◆ **INSTRUCTION**: Make an exact transcription of the material, leaving out all images.

◆ **DATA EXCERPTS**:

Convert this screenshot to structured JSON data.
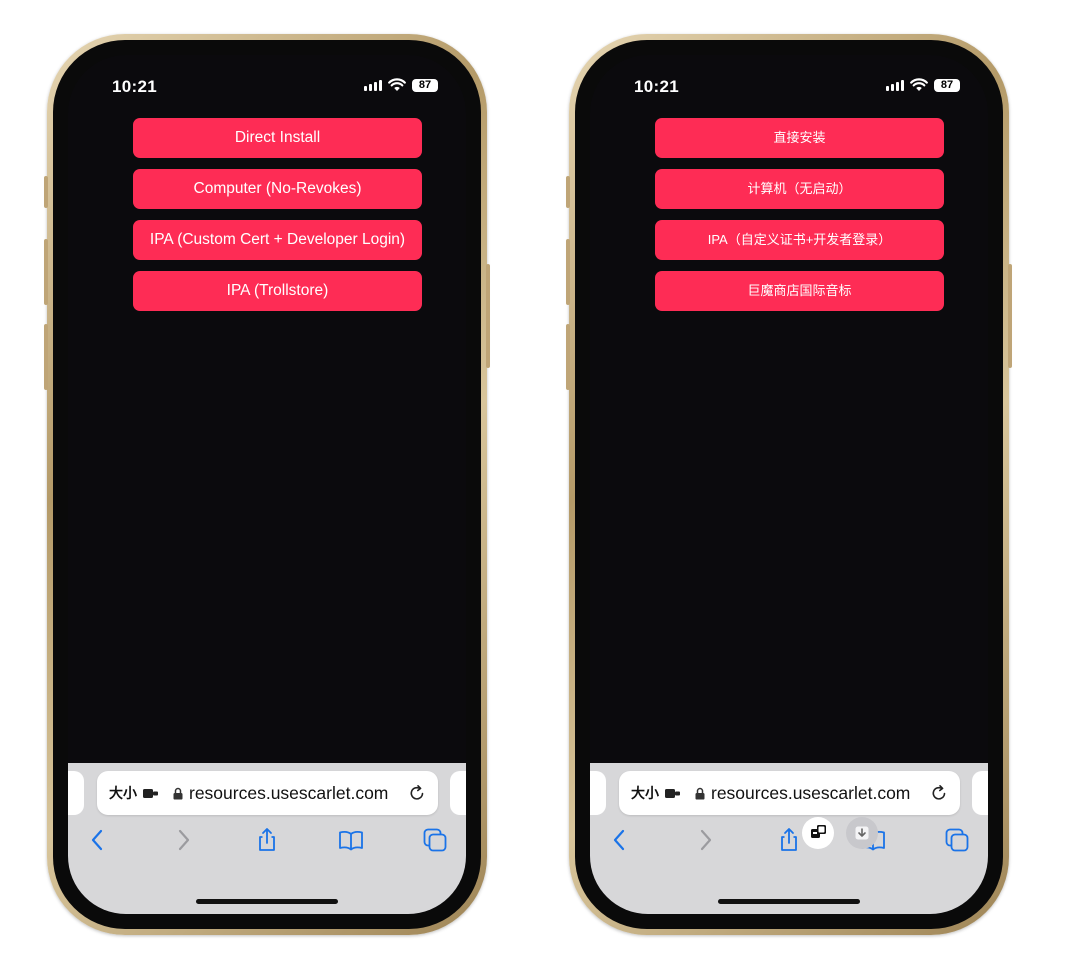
{
  "colors": {
    "accent": "#fe2c55",
    "screen_bg": "#0b0a0d",
    "toolbar_bg": "#d7d7d9",
    "icon_blue": "#1a73e8"
  },
  "left_phone": {
    "status": {
      "time": "10:21",
      "battery": "87"
    },
    "buttons": [
      "Direct Install",
      "Computer (No-Revokes)",
      "IPA (Custom Cert + Developer Login)",
      "IPA (Trollstore)"
    ],
    "url_bar": {
      "aa": "大小",
      "url": "resources.usescarlet.com"
    }
  },
  "right_phone": {
    "status": {
      "time": "10:21",
      "battery": "87"
    },
    "buttons": [
      "直接安装",
      "计算机（无启动）",
      "IPA（自定义证书+开发者登录）",
      "巨魔商店国际音标"
    ],
    "url_bar": {
      "aa": "大小",
      "url": "resources.usescarlet.com"
    }
  },
  "icons": [
    "back-icon",
    "forward-icon",
    "share-icon",
    "bookmarks-icon",
    "tabs-icon",
    "reload-icon",
    "lock-icon",
    "extension-icon",
    "translate-icon",
    "download-icon"
  ]
}
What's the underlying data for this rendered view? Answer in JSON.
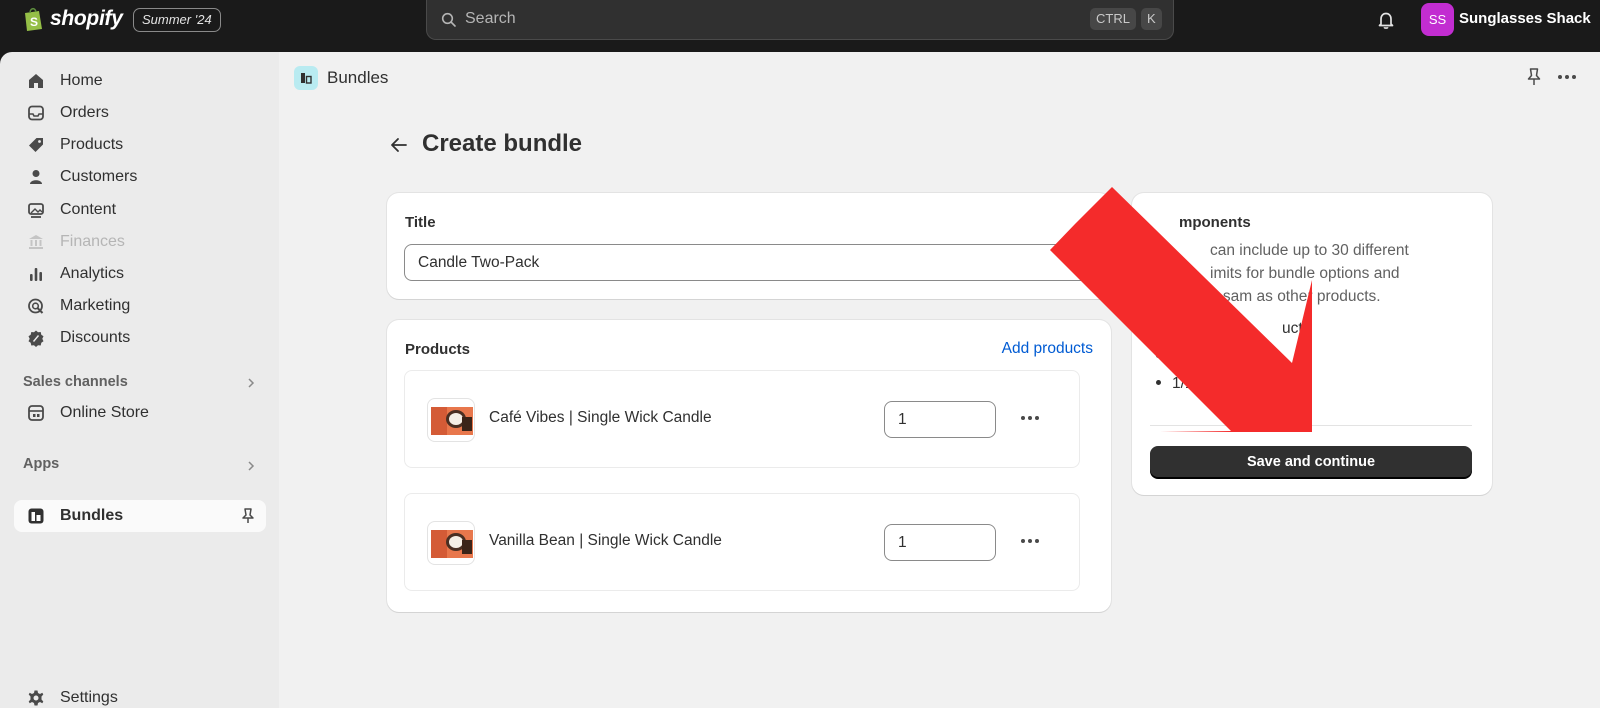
{
  "topbar": {
    "brand": "shopify",
    "edition": "Summer '24",
    "search_placeholder": "Search",
    "shortcut_key1": "CTRL",
    "shortcut_key2": "K",
    "avatar_initials": "SS",
    "store_name": "Sunglasses Shack"
  },
  "sidebar": {
    "items": [
      {
        "label": "Home",
        "icon": "home-icon"
      },
      {
        "label": "Orders",
        "icon": "inbox-icon"
      },
      {
        "label": "Products",
        "icon": "tag-icon"
      },
      {
        "label": "Customers",
        "icon": "person-icon"
      },
      {
        "label": "Content",
        "icon": "image-icon"
      },
      {
        "label": "Finances",
        "icon": "bank-icon"
      },
      {
        "label": "Analytics",
        "icon": "bar-chart-icon"
      },
      {
        "label": "Marketing",
        "icon": "target-icon"
      },
      {
        "label": "Discounts",
        "icon": "discount-icon"
      }
    ],
    "sales_channels_heading": "Sales channels",
    "online_store": "Online Store",
    "apps_heading": "Apps",
    "bundles": "Bundles",
    "settings": "Settings"
  },
  "header": {
    "breadcrumb": "Bundles"
  },
  "page": {
    "title": "Create bundle",
    "title_card": {
      "label": "Title",
      "value": "Candle Two-Pack"
    },
    "products_card": {
      "label": "Products",
      "add_link": "Add products",
      "rows": [
        {
          "name": "Café Vibes | Single Wick Candle",
          "qty": "1"
        },
        {
          "name": "Vanilla Bean | Single Wick Candle",
          "qty": "1"
        }
      ]
    },
    "components_card": {
      "heading_visible": "mponents",
      "line1": "can include up to 30 different",
      "line2": "imits for bundle options and",
      "line3": "e sam  as other products.",
      "line4": "ucts",
      "line5": "1/1",
      "save_button": "Save and continue"
    }
  },
  "colors": {
    "accent_link": "#005bd3",
    "annotation_arrow": "#f42b2b",
    "avatar_bg": "#c22dd1"
  }
}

◆ **ANSWER TO THE PROBLEM**:
Convert this screenshot to structured JSON data.
{
  "colors": {
    "accent": "#fe2c55",
    "screen_bg": "#0b0a0d",
    "toolbar_bg": "#d7d7d9",
    "icon_blue": "#1a73e8"
  },
  "left_phone": {
    "status": {
      "time": "10:21",
      "battery": "87"
    },
    "buttons": [
      "Direct Install",
      "Computer (No-Revokes)",
      "IPA (Custom Cert + Developer Login)",
      "IPA (Trollstore)"
    ],
    "url_bar": {
      "aa": "大小",
      "url": "resources.usescarlet.com"
    }
  },
  "right_phone": {
    "status": {
      "time": "10:21",
      "battery": "87"
    },
    "buttons": [
      "直接安装",
      "计算机（无启动）",
      "IPA（自定义证书+开发者登录）",
      "巨魔商店国际音标"
    ],
    "url_bar": {
      "aa": "大小",
      "url": "resources.usescarlet.com"
    }
  },
  "icons": [
    "back-icon",
    "forward-icon",
    "share-icon",
    "bookmarks-icon",
    "tabs-icon",
    "reload-icon",
    "lock-icon",
    "extension-icon",
    "translate-icon",
    "download-icon"
  ]
}
What's the underlying data for this rendered view? Answer in JSON.
{
  "topbar": {
    "brand": "shopify",
    "edition": "Summer '24",
    "search_placeholder": "Search",
    "shortcut_key1": "CTRL",
    "shortcut_key2": "K",
    "avatar_initials": "SS",
    "store_name": "Sunglasses Shack"
  },
  "sidebar": {
    "items": [
      {
        "label": "Home",
        "icon": "home-icon"
      },
      {
        "label": "Orders",
        "icon": "inbox-icon"
      },
      {
        "label": "Products",
        "icon": "tag-icon"
      },
      {
        "label": "Customers",
        "icon": "person-icon"
      },
      {
        "label": "Content",
        "icon": "image-icon"
      },
      {
        "label": "Finances",
        "icon": "bank-icon"
      },
      {
        "label": "Analytics",
        "icon": "bar-chart-icon"
      },
      {
        "label": "Marketing",
        "icon": "target-icon"
      },
      {
        "label": "Discounts",
        "icon": "discount-icon"
      }
    ],
    "sales_channels_heading": "Sales channels",
    "online_store": "Online Store",
    "apps_heading": "Apps",
    "bundles": "Bundles",
    "settings": "Settings"
  },
  "header": {
    "breadcrumb": "Bundles"
  },
  "page": {
    "title": "Create bundle",
    "title_card": {
      "label": "Title",
      "value": "Candle Two-Pack"
    },
    "products_card": {
      "label": "Products",
      "add_link": "Add products",
      "rows": [
        {
          "name": "Café Vibes | Single Wick Candle",
          "qty": "1"
        },
        {
          "name": "Vanilla Bean | Single Wick Candle",
          "qty": "1"
        }
      ]
    },
    "components_card": {
      "heading_visible": "mponents",
      "line1": "can include up to 30 different",
      "line2": "imits for bundle options and",
      "line3": "e sam  as other products.",
      "line4": "ucts",
      "line5": "1/1",
      "save_button": "Save and continue"
    }
  },
  "colors": {
    "accent_link": "#005bd3",
    "annotation_arrow": "#f42b2b",
    "avatar_bg": "#c22dd1"
  }
}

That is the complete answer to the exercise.